TASK: Go through the listing and return every line with "JSON" in it.

WORKING DATA:
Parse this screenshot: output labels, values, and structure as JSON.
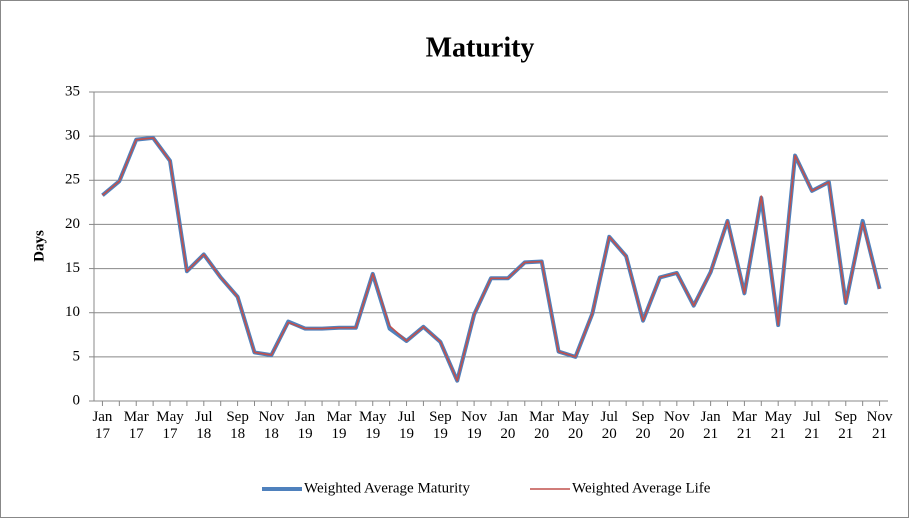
{
  "chart_data": {
    "type": "line",
    "title": "Maturity",
    "y_label": "Days",
    "categories": [
      "Jan 17",
      null,
      "Mar 17",
      null,
      "May 17",
      null,
      "Jul 18",
      null,
      "Sep 18",
      null,
      "Nov 18",
      null,
      "Jan 19",
      null,
      "Mar 19",
      null,
      "May 19",
      null,
      "Jul 19",
      null,
      "Sep 19",
      null,
      "Nov 19",
      null,
      "Jan 20",
      null,
      "Mar 20",
      null,
      "May 20",
      null,
      "Jul 20",
      null,
      "Sep 20",
      null,
      "Nov 20",
      null,
      "Jan 21",
      null,
      "Mar 21",
      null,
      "May 21",
      null,
      "Jul 21",
      null,
      "Sep 21",
      null,
      "Nov 21"
    ],
    "series": [
      {
        "name": "Weighted Average Maturity",
        "color": "#4f81bd",
        "width": 4,
        "values": [
          23.3,
          24.9,
          29.6,
          29.8,
          27.2,
          14.7,
          16.6,
          14.0,
          11.8,
          5.5,
          5.2,
          9.0,
          8.2,
          8.2,
          8.3,
          8.3,
          14.4,
          8.2,
          6.8,
          8.4,
          6.7,
          2.3,
          9.8,
          13.9,
          13.9,
          15.7,
          15.8,
          5.6,
          5.0,
          9.9,
          18.6,
          16.4,
          9.1,
          14.0,
          14.5,
          10.8,
          14.6,
          20.4,
          12.2,
          23.0,
          8.6,
          27.8,
          23.8,
          24.8,
          11.1,
          20.4,
          12.7
        ]
      },
      {
        "name": "Weighted Average Life",
        "color": "#c0504d",
        "width": 1.6,
        "values": [
          23.3,
          24.9,
          29.6,
          29.8,
          27.2,
          14.7,
          16.6,
          14.0,
          11.8,
          5.5,
          5.2,
          8.9,
          8.2,
          8.2,
          8.3,
          8.3,
          14.4,
          8.5,
          6.8,
          8.4,
          6.7,
          2.3,
          9.8,
          13.9,
          13.9,
          15.7,
          15.8,
          5.6,
          5.0,
          9.9,
          18.6,
          16.4,
          9.1,
          14.0,
          14.5,
          10.8,
          14.6,
          20.4,
          12.2,
          23.2,
          8.6,
          27.8,
          23.8,
          24.8,
          11.1,
          20.2,
          12.7
        ]
      }
    ],
    "ylim": [
      0,
      35
    ],
    "yticks": [
      0,
      5,
      10,
      15,
      20,
      25,
      30,
      35
    ],
    "grid": true,
    "legend": "bottom"
  }
}
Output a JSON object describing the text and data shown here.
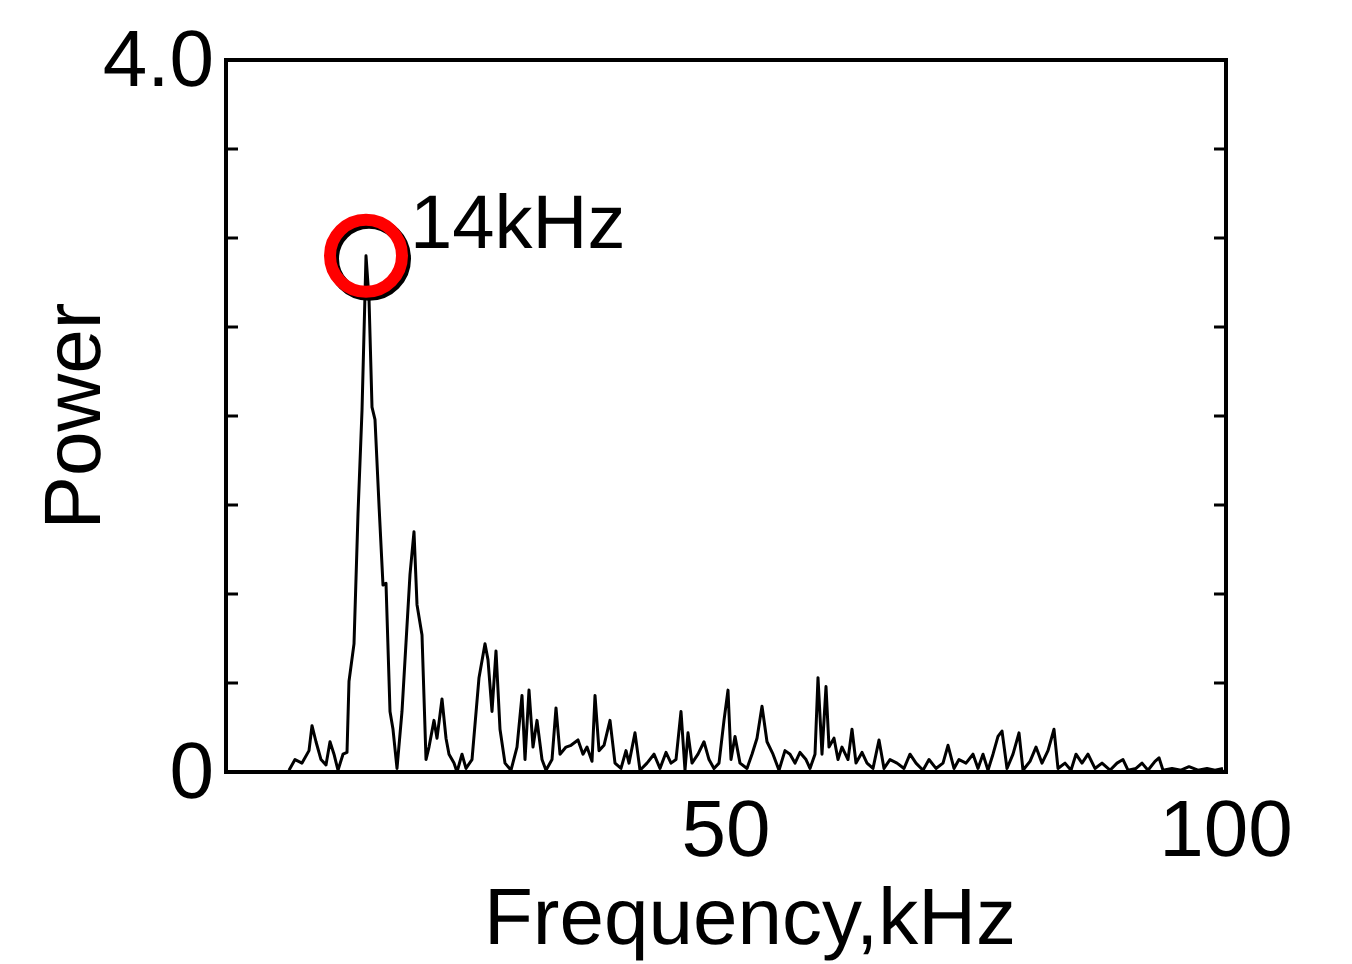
{
  "chart_data": {
    "type": "line",
    "xlabel": "Frequency,kHz",
    "ylabel": "Power",
    "xlim": [
      0,
      100
    ],
    "xticks": [
      50,
      100
    ],
    "ylim": [
      0,
      4
    ],
    "yticks": [
      0,
      {
        "value": 0.5,
        "label": null
      },
      {
        "value": 1,
        "label": null
      },
      {
        "value": 1.5,
        "label": null
      },
      {
        "value": 2,
        "label": null
      },
      {
        "value": 2.5,
        "label": null
      },
      {
        "value": 3,
        "label": null
      },
      {
        "value": 3.5,
        "label": null
      },
      {
        "value": 4,
        "label": "4.0"
      }
    ],
    "grid": false,
    "marker": "none",
    "line_style": "solid",
    "annotations": [
      {
        "text": "14kHz",
        "x": 14,
        "y": 2.9
      }
    ],
    "series": [
      {
        "color": "#000000",
        "x": [
          6.3,
          6.9,
          7.6,
          8.3,
          8.6,
          9.0,
          9.5,
          10.0,
          10.4,
          10.8,
          11.2,
          11.7,
          12.1,
          12.3,
          12.8,
          13.2,
          13.6,
          14.0,
          14.3,
          14.6,
          14.9,
          15.3,
          15.7,
          16.0,
          16.4,
          16.7,
          17.1,
          17.6,
          17.9,
          18.4,
          18.8,
          19.1,
          19.6,
          20.0,
          20.3,
          20.8,
          21.1,
          21.6,
          22.0,
          22.3,
          22.8,
          23.1,
          23.6,
          24.0,
          24.6,
          25.3,
          25.9,
          26.2,
          26.6,
          27.0,
          27.4,
          27.9,
          28.5,
          29.1,
          29.6,
          29.9,
          30.3,
          30.7,
          31.1,
          31.6,
          32.0,
          32.6,
          33.0,
          33.4,
          34.0,
          34.5,
          35.2,
          35.7,
          36.1,
          36.6,
          36.9,
          37.3,
          37.8,
          38.4,
          38.9,
          39.5,
          40.0,
          40.3,
          40.9,
          41.4,
          42.1,
          42.8,
          43.4,
          44.0,
          44.5,
          45.0,
          45.5,
          45.9,
          46.2,
          46.6,
          47.2,
          47.8,
          48.3,
          48.8,
          49.3,
          49.8,
          50.2,
          50.5,
          50.9,
          51.4,
          52.1,
          52.6,
          53.1,
          53.6,
          54.1,
          54.7,
          55.3,
          55.9,
          56.4,
          56.9,
          57.4,
          58.0,
          58.4,
          58.9,
          59.2,
          59.6,
          60.0,
          60.3,
          60.8,
          61.2,
          61.6,
          62.2,
          62.6,
          63.0,
          63.6,
          64.1,
          64.7,
          65.3,
          65.8,
          66.4,
          67.1,
          67.8,
          68.4,
          69.0,
          69.7,
          70.3,
          71.0,
          71.7,
          72.2,
          72.8,
          73.3,
          74.0,
          74.7,
          75.2,
          75.7,
          76.2,
          76.7,
          77.2,
          77.6,
          78.1,
          78.7,
          79.3,
          79.7,
          80.4,
          81.0,
          81.6,
          82.2,
          82.8,
          83.2,
          83.9,
          84.5,
          85.0,
          85.6,
          86.2,
          86.9,
          87.6,
          88.4,
          89.1,
          89.7,
          90.2,
          91.0,
          91.6,
          92.2,
          92.9,
          93.3,
          93.7,
          94.6,
          95.5,
          96.3,
          97.2,
          98.1,
          98.9,
          99.7
        ],
        "values": [
          0.01,
          0.07,
          0.05,
          0.12,
          0.26,
          0.17,
          0.07,
          0.04,
          0.17,
          0.1,
          0.01,
          0.1,
          0.11,
          0.51,
          0.72,
          1.45,
          2.03,
          2.9,
          2.66,
          2.05,
          1.98,
          1.5,
          1.05,
          1.06,
          0.34,
          0.24,
          0.02,
          0.34,
          0.63,
          1.11,
          1.35,
          0.94,
          0.77,
          0.07,
          0.14,
          0.29,
          0.19,
          0.41,
          0.19,
          0.1,
          0.05,
          0,
          0.1,
          0.02,
          0.07,
          0.53,
          0.72,
          0.63,
          0.34,
          0.68,
          0.24,
          0.05,
          0.01,
          0.14,
          0.43,
          0.07,
          0.46,
          0.14,
          0.29,
          0.07,
          0.01,
          0.07,
          0.36,
          0.1,
          0.14,
          0.15,
          0.18,
          0.1,
          0.14,
          0.06,
          0.43,
          0.12,
          0.15,
          0.29,
          0.05,
          0.02,
          0.12,
          0.05,
          0.22,
          0.01,
          0.05,
          0.1,
          0.02,
          0.11,
          0.05,
          0.07,
          0.34,
          0.01,
          0.22,
          0.05,
          0.1,
          0.17,
          0.07,
          0.02,
          0.05,
          0.29,
          0.46,
          0.07,
          0.2,
          0.05,
          0.02,
          0.1,
          0.19,
          0.37,
          0.17,
          0.1,
          0.01,
          0.12,
          0.1,
          0.05,
          0.11,
          0.07,
          0.02,
          0.1,
          0.53,
          0.1,
          0.48,
          0.14,
          0.19,
          0.07,
          0.14,
          0.07,
          0.24,
          0.05,
          0.11,
          0.05,
          0.02,
          0.18,
          0.02,
          0.07,
          0.05,
          0.02,
          0.1,
          0.05,
          0.01,
          0.07,
          0.02,
          0.05,
          0.15,
          0.02,
          0.07,
          0.05,
          0.1,
          0.02,
          0.1,
          0.01,
          0.1,
          0.2,
          0.23,
          0.02,
          0.1,
          0.22,
          0.01,
          0.06,
          0.14,
          0.05,
          0.12,
          0.24,
          0.02,
          0.05,
          0.01,
          0.1,
          0.05,
          0.1,
          0.02,
          0.05,
          0.01,
          0.05,
          0.07,
          0.01,
          0.02,
          0.05,
          0.01,
          0.06,
          0.08,
          0.01,
          0.02,
          0.01,
          0.03,
          0.01,
          0.02,
          0.01,
          0.02
        ]
      }
    ]
  }
}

OUTPUT BELOW:
Parse this screenshot: output labels, values, and structure as JSON.
Output a JSON object describing the text and data shown here.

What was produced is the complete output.